PROVIDED ENTRIES:

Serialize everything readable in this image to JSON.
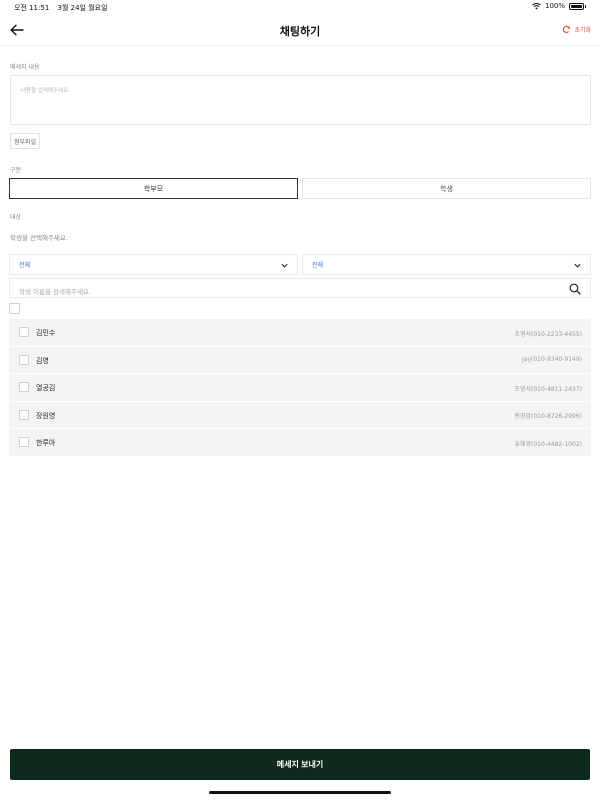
{
  "status_bar": {
    "time": "오전 11:51",
    "date": "3월 24일 월요일",
    "battery": "100%"
  },
  "header": {
    "title": "채팅하기",
    "reset_label": "초기화"
  },
  "message": {
    "label": "메세지 내용",
    "placeholder": "내용을 입력해주세요",
    "attach_label": "첨부파일"
  },
  "category": {
    "label": "구분",
    "options": [
      "학부모",
      "학생"
    ],
    "selected": "학부모"
  },
  "target": {
    "label": "대상",
    "hint": "학생을 선택해주세요.",
    "filter_1": "전체",
    "filter_2": "전체",
    "search_placeholder": "학생 이름을 검색해주세요."
  },
  "students": [
    {
      "name": "김민수",
      "parent": "조영서(010-2233-4455)"
    },
    {
      "name": "김영",
      "parent": "jay(010-9340-9149)"
    },
    {
      "name": "열공김",
      "parent": "조영서(010-4811-2437)"
    },
    {
      "name": "장원영",
      "parent": "원영맘(010-8726-2996)"
    },
    {
      "name": "한루아",
      "parent": "유혜경(010-4482-1002)"
    }
  ],
  "send_button": "메세지 보내기",
  "colors": {
    "accent_red": "#e04b3f",
    "primary_dark_green": "#0d2a1c",
    "link_blue": "#3a6fd8"
  }
}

YOUR INSTRUCTIONS: Pick out the lines containing the string "parent" and show them.

WRITTEN ANSWER:
      "parent": "조영서(010-2233-4455)"
      "parent": "jay(010-9340-9149)"
      "parent": "조영서(010-4811-2437)"
      "parent": "원영맘(010-8726-2996)"
      "parent": "유혜경(010-4482-1002)"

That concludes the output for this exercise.